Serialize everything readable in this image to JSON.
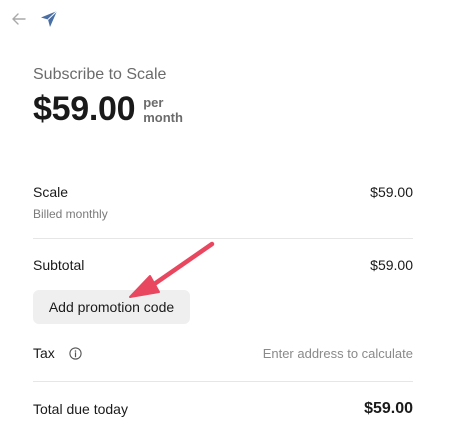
{
  "header": {
    "back_icon": "arrow-left-icon",
    "brand_icon": "paper-plane-icon",
    "brand_color": "#4a6fa5"
  },
  "summary": {
    "title": "Subscribe to Scale",
    "price": "$59.00",
    "per_label": "per month"
  },
  "line_items": [
    {
      "label": "Scale",
      "sub_label": "Billed monthly",
      "amount": "$59.00"
    }
  ],
  "subtotal": {
    "label": "Subtotal",
    "amount": "$59.00"
  },
  "promo": {
    "button_label": "Add promotion code"
  },
  "tax": {
    "label": "Tax",
    "icon": "info-icon",
    "value": "Enter address to calculate"
  },
  "total": {
    "label": "Total due today",
    "amount": "$59.00"
  },
  "annotation": {
    "arrow_color": "#e8475f"
  }
}
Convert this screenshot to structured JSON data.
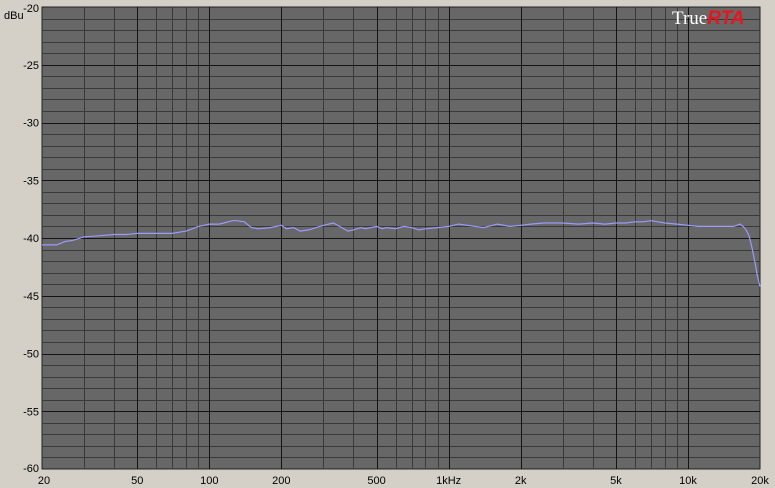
{
  "chart_data": {
    "type": "line",
    "title": "",
    "xlabel": "",
    "ylabel": "dBu",
    "xscale": "log",
    "xlim": [
      20,
      20000
    ],
    "ylim": [
      -60,
      -20
    ],
    "grid": true,
    "background_color": "#676767",
    "line_color": "#9a9aff",
    "x_tick_values": [
      20,
      50,
      100,
      200,
      500,
      1000,
      2000,
      5000,
      10000,
      20000
    ],
    "x_tick_labels": [
      "20",
      "50",
      "100",
      "200",
      "500",
      "1kHz",
      "2k",
      "5k",
      "10k",
      "20k"
    ],
    "y_tick_values": [
      -20,
      -25,
      -30,
      -35,
      -40,
      -45,
      -50,
      -55,
      -60
    ],
    "y_tick_labels": [
      "-20",
      "-25",
      "-30",
      "-35",
      "-40",
      "-45",
      "-50",
      "-55",
      "-60"
    ],
    "series": [
      {
        "x": [
          20,
          23,
          25,
          27,
          30,
          35,
          40,
          45,
          50,
          60,
          70,
          75,
          80,
          85,
          90,
          95,
          100,
          110,
          115,
          120,
          125,
          130,
          140,
          150,
          160,
          180,
          200,
          210,
          225,
          240,
          260,
          280,
          300,
          330,
          350,
          380,
          400,
          430,
          450,
          500,
          530,
          550,
          600,
          650,
          700,
          750,
          800,
          900,
          1000,
          1100,
          1200,
          1400,
          1600,
          1800,
          2000,
          2200,
          2500,
          3000,
          3500,
          4000,
          4500,
          5000,
          5500,
          6000,
          6500,
          7000,
          7500,
          8000,
          9000,
          10000,
          11000,
          12000,
          13000,
          14000,
          15000,
          15500,
          16000,
          16500,
          17000,
          17500,
          18000,
          18500,
          19000,
          19500,
          20000
        ],
        "values": [
          -40.6,
          -40.6,
          -40.3,
          -40.2,
          -39.9,
          -39.8,
          -39.7,
          -39.7,
          -39.6,
          -39.6,
          -39.6,
          -39.5,
          -39.4,
          -39.2,
          -39.0,
          -38.9,
          -38.8,
          -38.8,
          -38.7,
          -38.6,
          -38.5,
          -38.5,
          -38.6,
          -39.1,
          -39.2,
          -39.1,
          -38.9,
          -39.2,
          -39.1,
          -39.4,
          -39.3,
          -39.1,
          -38.9,
          -38.7,
          -39.0,
          -39.4,
          -39.3,
          -39.1,
          -39.2,
          -39.0,
          -39.2,
          -39.1,
          -39.2,
          -39.0,
          -39.1,
          -39.3,
          -39.2,
          -39.1,
          -39.0,
          -38.8,
          -38.9,
          -39.1,
          -38.8,
          -39.0,
          -38.9,
          -38.8,
          -38.7,
          -38.7,
          -38.8,
          -38.7,
          -38.8,
          -38.7,
          -38.7,
          -38.6,
          -38.6,
          -38.5,
          -38.6,
          -38.7,
          -38.8,
          -38.9,
          -39.0,
          -39.0,
          -39.0,
          -39.0,
          -39.0,
          -39.0,
          -38.9,
          -38.8,
          -39.0,
          -39.3,
          -39.8,
          -40.8,
          -42.0,
          -43.3,
          -44.2
        ]
      }
    ]
  },
  "branding": {
    "true_label": "True",
    "rta_label": "RTA"
  }
}
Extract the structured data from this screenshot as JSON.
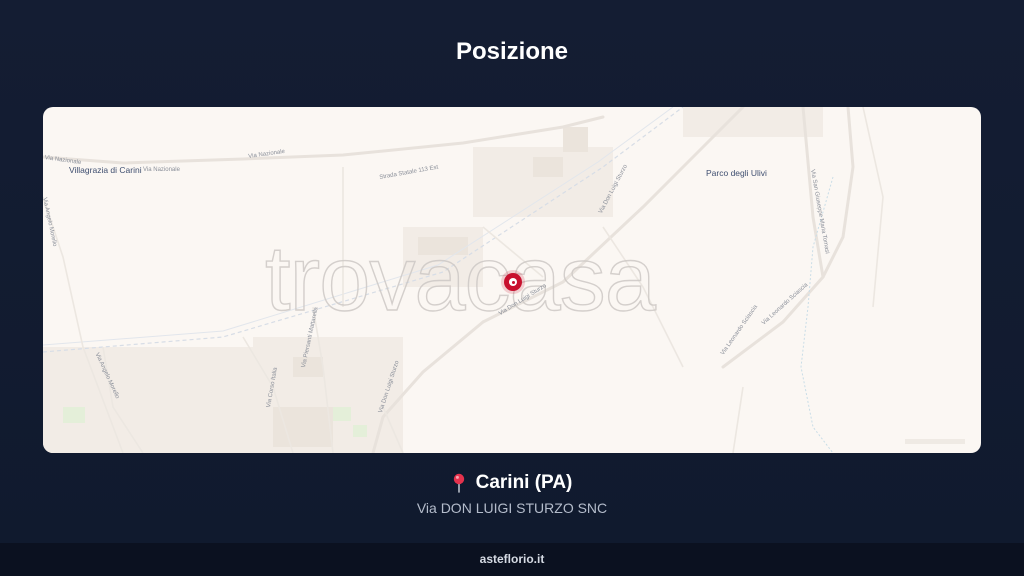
{
  "header": {
    "title": "Posizione"
  },
  "map": {
    "watermark": "trovacasa",
    "place_labels": [
      "Villagrazia di Carini",
      "Parco degli Ulivi"
    ],
    "road_labels": [
      "Via Nazionale",
      "Via Nazionale",
      "Via Nazionale",
      "Strada Statale 113 Est",
      "Via Don Luigi Sturzo",
      "Via Don Luigi Sturzo",
      "Via Don Luigi Sturzo",
      "Via Leonardo Sciascia",
      "Via Leonardo Sciascia",
      "Via Corso Italia",
      "Via Piersanti Mattarella",
      "Via Angelo Morello",
      "Via Angelo Morello",
      "Via San Giuseppe Maria Tomasi"
    ],
    "marker_color": "#c8102e"
  },
  "location": {
    "city": "Carini (PA)",
    "address": "Via DON LUIGI STURZO SNC",
    "icon": "round-pushpin-icon"
  },
  "footer": {
    "site": "asteflorio.it"
  }
}
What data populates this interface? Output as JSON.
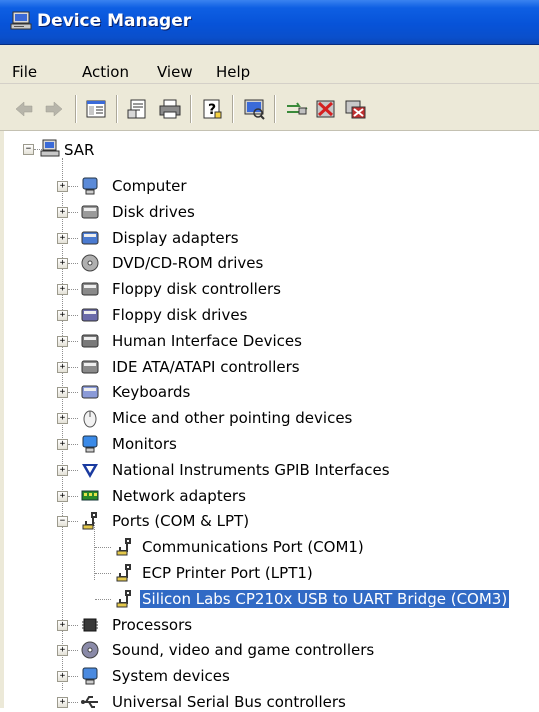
{
  "window": {
    "title": "Device Manager"
  },
  "menu": {
    "file": "File",
    "action": "Action",
    "view": "View",
    "help": "Help"
  },
  "toolbar": {
    "buttons": [
      "back-arrow-icon",
      "forward-arrow-icon",
      "show-hide-tree-icon",
      "properties-icon",
      "print-icon",
      "help-icon",
      "scan-hardware-icon",
      "update-driver-icon",
      "disable-device-icon",
      "uninstall-device-icon"
    ]
  },
  "tree": {
    "root": "SAR",
    "items": [
      {
        "label": "Computer",
        "icon": "computer-icon"
      },
      {
        "label": "Disk drives",
        "icon": "disk-drive-icon"
      },
      {
        "label": "Display adapters",
        "icon": "display-adapter-icon"
      },
      {
        "label": "DVD/CD-ROM drives",
        "icon": "cd-drive-icon"
      },
      {
        "label": "Floppy disk controllers",
        "icon": "floppy-controller-icon"
      },
      {
        "label": "Floppy disk drives",
        "icon": "floppy-drive-icon"
      },
      {
        "label": "Human Interface Devices",
        "icon": "hid-icon"
      },
      {
        "label": "IDE ATA/ATAPI controllers",
        "icon": "ide-controller-icon"
      },
      {
        "label": "Keyboards",
        "icon": "keyboard-icon"
      },
      {
        "label": "Mice and other pointing devices",
        "icon": "mouse-icon"
      },
      {
        "label": "Monitors",
        "icon": "monitor-icon"
      },
      {
        "label": "National Instruments GPIB Interfaces",
        "icon": "ni-gpib-icon"
      },
      {
        "label": "Network adapters",
        "icon": "network-adapter-icon"
      },
      {
        "label": "Ports (COM & LPT)",
        "icon": "port-icon"
      },
      {
        "label": "Processors",
        "icon": "processor-icon"
      },
      {
        "label": "Sound, video and game controllers",
        "icon": "sound-icon"
      },
      {
        "label": "System devices",
        "icon": "system-device-icon"
      },
      {
        "label": "Universal Serial Bus controllers",
        "icon": "usb-icon"
      }
    ],
    "ports_children": [
      {
        "label": "Communications Port (COM1)",
        "icon": "port-icon"
      },
      {
        "label": "ECP Printer Port (LPT1)",
        "icon": "port-icon"
      },
      {
        "label": "Silicon Labs CP210x USB to UART Bridge (COM3)",
        "icon": "port-icon",
        "selected": true
      }
    ]
  },
  "colors": {
    "title_bar": "#0753d8",
    "chrome": "#ece9d8",
    "selection": "#316ac5"
  }
}
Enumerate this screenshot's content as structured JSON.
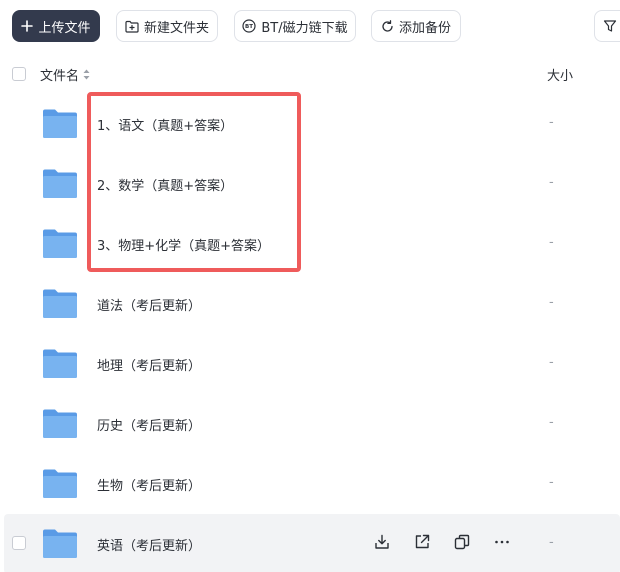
{
  "toolbar": {
    "upload_label": "上传文件",
    "new_folder_label": "新建文件夹",
    "bt_label": "BT/磁力链下载",
    "backup_label": "添加备份"
  },
  "header": {
    "name_label": "文件名",
    "size_label": "大小"
  },
  "files": [
    {
      "name": "1、语文（真题+答案）",
      "size": "-"
    },
    {
      "name": "2、数学（真题+答案）",
      "size": "-"
    },
    {
      "name": "3、物理+化学（真题+答案）",
      "size": "-"
    },
    {
      "name": "道法（考后更新）",
      "size": "-"
    },
    {
      "name": "地理（考后更新）",
      "size": "-"
    },
    {
      "name": "历史（考后更新）",
      "size": "-"
    },
    {
      "name": "生物（考后更新）",
      "size": "-"
    },
    {
      "name": "英语（考后更新）",
      "size": "-"
    }
  ],
  "colors": {
    "primary_button": "#333a4d",
    "folder": "#69a7ee",
    "highlight": "#ef5b5b"
  }
}
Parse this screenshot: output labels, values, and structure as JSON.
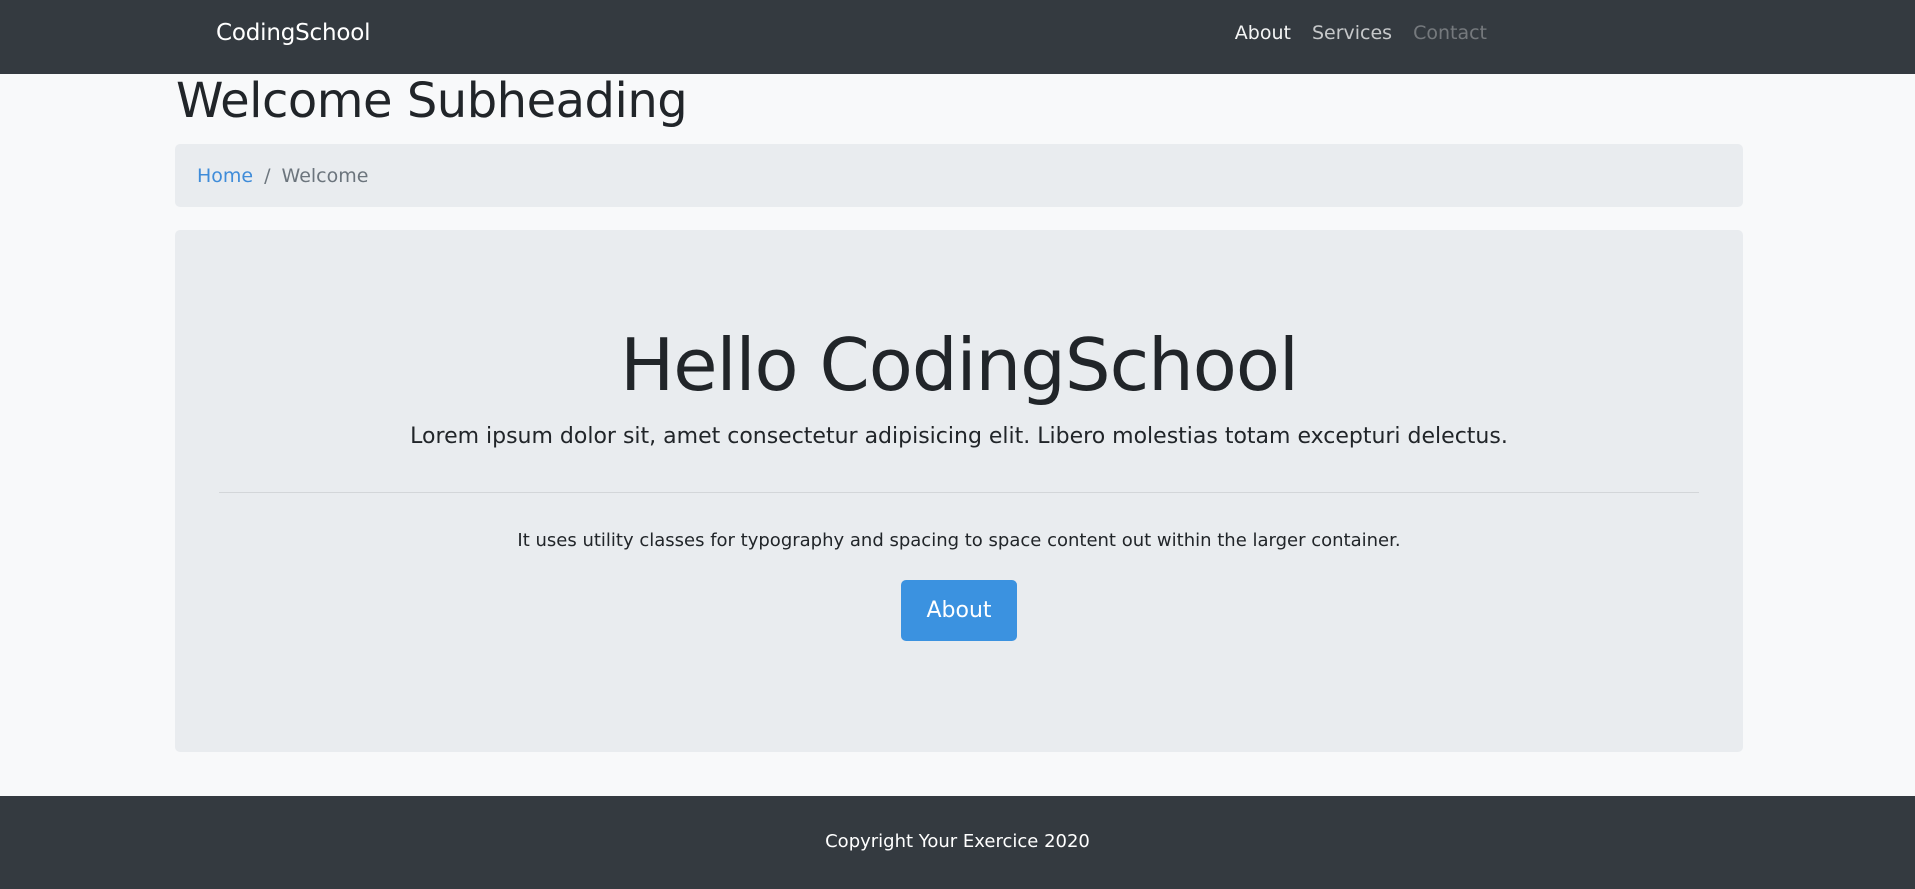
{
  "navbar": {
    "brand": "CodingSchool",
    "links": [
      {
        "label": "About",
        "state": "active"
      },
      {
        "label": "Services",
        "state": "normal"
      },
      {
        "label": "Contact",
        "state": "disabled"
      }
    ]
  },
  "page": {
    "subheading": "Welcome Subheading"
  },
  "breadcrumb": {
    "home": "Home",
    "separator": "/",
    "current": "Welcome"
  },
  "jumbotron": {
    "title": "Hello CodingSchool",
    "lead": "Lorem ipsum dolor sit, amet consectetur adipisicing elit. Libero molestias totam excepturi delectus.",
    "body": "It uses utility classes for typography and spacing to space content out within the larger container.",
    "button_label": "About"
  },
  "footer": {
    "copyright": "Copyright Your Exercice 2020"
  },
  "colors": {
    "navbar_bg": "#343a40",
    "page_bg": "#f8f9fa",
    "panel_bg": "#e9ecef",
    "link": "#3f8cd9",
    "primary_button": "#3b92e0"
  }
}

☆ ☆ ☆ ☆

- What you are asked to do
List each line of the entries that holds the string "state".

- Answer to the exercise
        "state": "active"
        "state": "normal"
        "state": "disabled"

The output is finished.